Data entries:
○ ○ ○
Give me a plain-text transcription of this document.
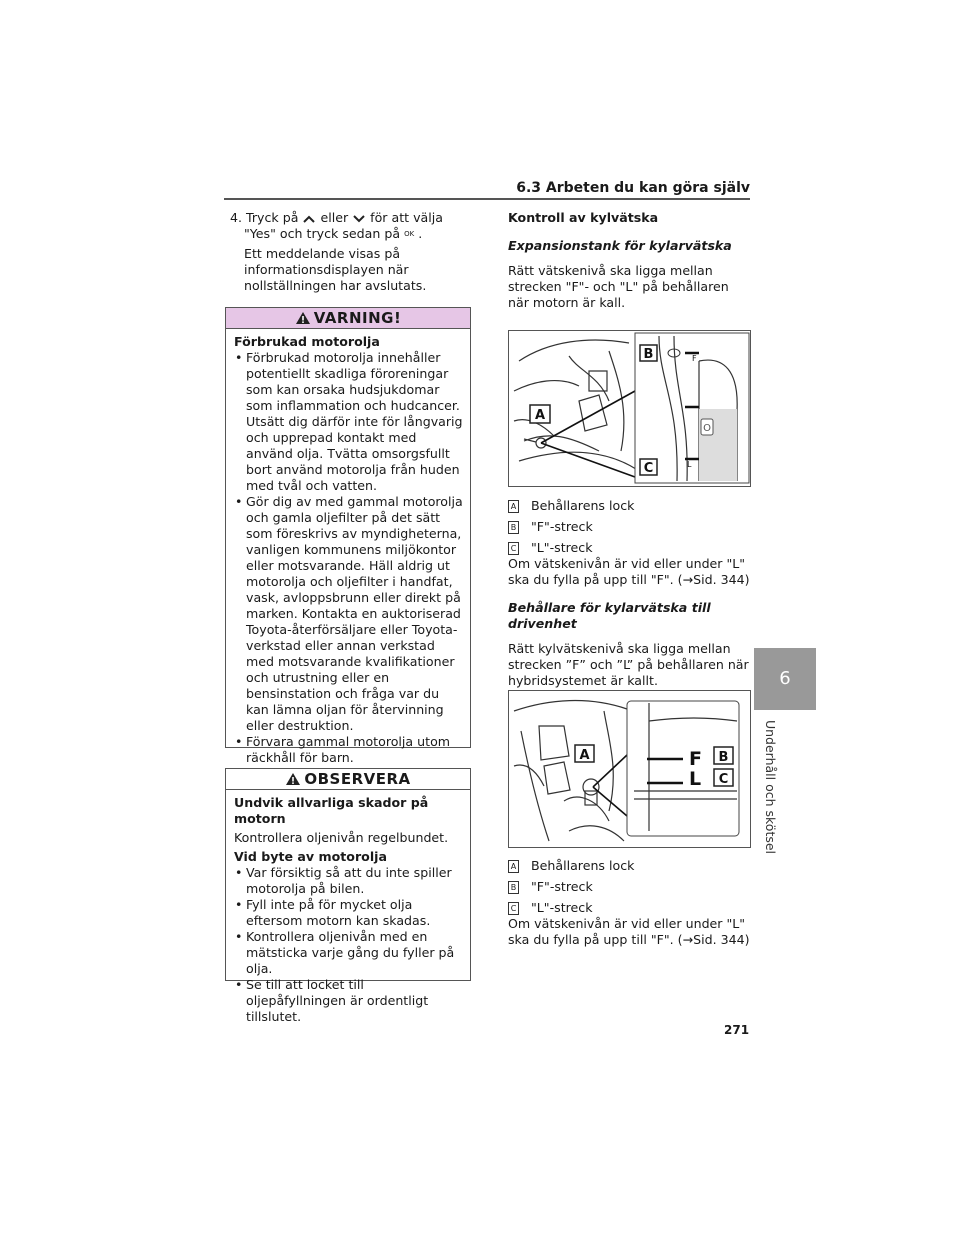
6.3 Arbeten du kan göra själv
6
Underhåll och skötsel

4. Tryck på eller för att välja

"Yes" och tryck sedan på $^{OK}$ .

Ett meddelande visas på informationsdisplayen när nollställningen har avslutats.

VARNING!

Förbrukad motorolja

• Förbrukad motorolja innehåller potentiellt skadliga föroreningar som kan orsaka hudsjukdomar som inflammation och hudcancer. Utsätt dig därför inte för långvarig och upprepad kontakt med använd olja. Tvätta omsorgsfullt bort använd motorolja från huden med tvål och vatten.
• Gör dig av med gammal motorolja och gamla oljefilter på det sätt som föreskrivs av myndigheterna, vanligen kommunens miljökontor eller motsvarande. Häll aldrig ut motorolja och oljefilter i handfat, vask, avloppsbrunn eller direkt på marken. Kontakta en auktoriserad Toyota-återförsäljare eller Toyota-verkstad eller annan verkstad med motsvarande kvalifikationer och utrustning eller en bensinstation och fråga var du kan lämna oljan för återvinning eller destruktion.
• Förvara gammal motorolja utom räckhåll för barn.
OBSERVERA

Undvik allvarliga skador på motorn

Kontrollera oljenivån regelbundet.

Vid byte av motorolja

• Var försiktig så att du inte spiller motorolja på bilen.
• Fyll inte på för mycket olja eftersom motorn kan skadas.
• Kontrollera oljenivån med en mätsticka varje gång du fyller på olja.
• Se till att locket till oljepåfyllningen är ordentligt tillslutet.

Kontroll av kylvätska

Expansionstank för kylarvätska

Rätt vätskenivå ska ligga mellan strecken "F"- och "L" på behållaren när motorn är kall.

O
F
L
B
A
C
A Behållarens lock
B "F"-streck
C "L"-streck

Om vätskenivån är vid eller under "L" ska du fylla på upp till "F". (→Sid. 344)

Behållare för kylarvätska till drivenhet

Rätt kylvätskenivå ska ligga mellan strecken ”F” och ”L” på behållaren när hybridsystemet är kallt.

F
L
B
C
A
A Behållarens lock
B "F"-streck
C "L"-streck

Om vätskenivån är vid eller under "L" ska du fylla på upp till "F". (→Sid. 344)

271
○ ○ ○
• [Exercise aim]:
Say how many lines in the entries contain the string "inte", and say nothing else.

• [Solution to this task]:
3